Start of Exercise materials
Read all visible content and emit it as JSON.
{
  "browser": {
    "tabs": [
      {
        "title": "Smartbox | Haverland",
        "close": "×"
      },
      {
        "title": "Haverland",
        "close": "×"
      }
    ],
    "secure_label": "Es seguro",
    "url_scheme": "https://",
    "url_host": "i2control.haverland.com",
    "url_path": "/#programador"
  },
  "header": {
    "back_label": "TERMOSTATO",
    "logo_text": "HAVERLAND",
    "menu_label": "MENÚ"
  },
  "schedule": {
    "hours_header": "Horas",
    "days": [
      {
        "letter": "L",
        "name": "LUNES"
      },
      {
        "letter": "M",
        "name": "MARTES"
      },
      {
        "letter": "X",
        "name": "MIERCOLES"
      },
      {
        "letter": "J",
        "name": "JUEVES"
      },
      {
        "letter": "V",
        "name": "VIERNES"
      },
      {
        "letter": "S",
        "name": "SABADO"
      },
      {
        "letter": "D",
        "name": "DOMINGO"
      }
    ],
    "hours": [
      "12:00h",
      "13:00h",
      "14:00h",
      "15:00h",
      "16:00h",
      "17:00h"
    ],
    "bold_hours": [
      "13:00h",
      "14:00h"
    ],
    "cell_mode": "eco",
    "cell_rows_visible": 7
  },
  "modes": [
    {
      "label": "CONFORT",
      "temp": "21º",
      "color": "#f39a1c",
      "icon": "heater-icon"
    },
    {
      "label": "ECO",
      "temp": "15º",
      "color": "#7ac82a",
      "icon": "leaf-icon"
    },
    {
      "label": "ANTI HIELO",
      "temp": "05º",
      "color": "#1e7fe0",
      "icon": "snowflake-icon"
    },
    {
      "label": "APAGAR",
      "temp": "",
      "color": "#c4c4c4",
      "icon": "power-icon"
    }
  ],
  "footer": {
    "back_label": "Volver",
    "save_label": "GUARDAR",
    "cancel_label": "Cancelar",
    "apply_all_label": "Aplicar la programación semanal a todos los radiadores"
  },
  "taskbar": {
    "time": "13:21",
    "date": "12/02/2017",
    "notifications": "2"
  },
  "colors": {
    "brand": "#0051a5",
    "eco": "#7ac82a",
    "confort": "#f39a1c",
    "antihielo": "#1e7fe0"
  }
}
End of Exercise materials
- _Written exercise_:
Every line of the material must be returned exactly as it appears.

- _Task answer_:
Read all visible content and emit it as JSON.
{
  "browser": {
    "tabs": [
      {
        "title": "Smartbox | Haverland",
        "close": "×"
      },
      {
        "title": "Haverland",
        "close": "×"
      }
    ],
    "secure_label": "Es seguro",
    "url_scheme": "https://",
    "url_host": "i2control.haverland.com",
    "url_path": "/#programador"
  },
  "header": {
    "back_label": "TERMOSTATO",
    "logo_text": "HAVERLAND",
    "menu_label": "MENÚ"
  },
  "schedule": {
    "hours_header": "Horas",
    "days": [
      {
        "letter": "L",
        "name": "LUNES"
      },
      {
        "letter": "M",
        "name": "MARTES"
      },
      {
        "letter": "X",
        "name": "MIERCOLES"
      },
      {
        "letter": "J",
        "name": "JUEVES"
      },
      {
        "letter": "V",
        "name": "VIERNES"
      },
      {
        "letter": "S",
        "name": "SABADO"
      },
      {
        "letter": "D",
        "name": "DOMINGO"
      }
    ],
    "hours": [
      "12:00h",
      "13:00h",
      "14:00h",
      "15:00h",
      "16:00h",
      "17:00h"
    ],
    "bold_hours": [
      "13:00h",
      "14:00h"
    ],
    "cell_mode": "eco",
    "cell_rows_visible": 7
  },
  "modes": [
    {
      "label": "CONFORT",
      "temp": "21º",
      "color": "#f39a1c",
      "icon": "heater-icon"
    },
    {
      "label": "ECO",
      "temp": "15º",
      "color": "#7ac82a",
      "icon": "leaf-icon"
    },
    {
      "label": "ANTI HIELO",
      "temp": "05º",
      "color": "#1e7fe0",
      "icon": "snowflake-icon"
    },
    {
      "label": "APAGAR",
      "temp": "",
      "color": "#c4c4c4",
      "icon": "power-icon"
    }
  ],
  "footer": {
    "back_label": "Volver",
    "save_label": "GUARDAR",
    "cancel_label": "Cancelar",
    "apply_all_label": "Aplicar la programación semanal a todos los radiadores"
  },
  "taskbar": {
    "time": "13:21",
    "date": "12/02/2017",
    "notifications": "2"
  },
  "colors": {
    "brand": "#0051a5",
    "eco": "#7ac82a",
    "confort": "#f39a1c",
    "antihielo": "#1e7fe0"
  }
}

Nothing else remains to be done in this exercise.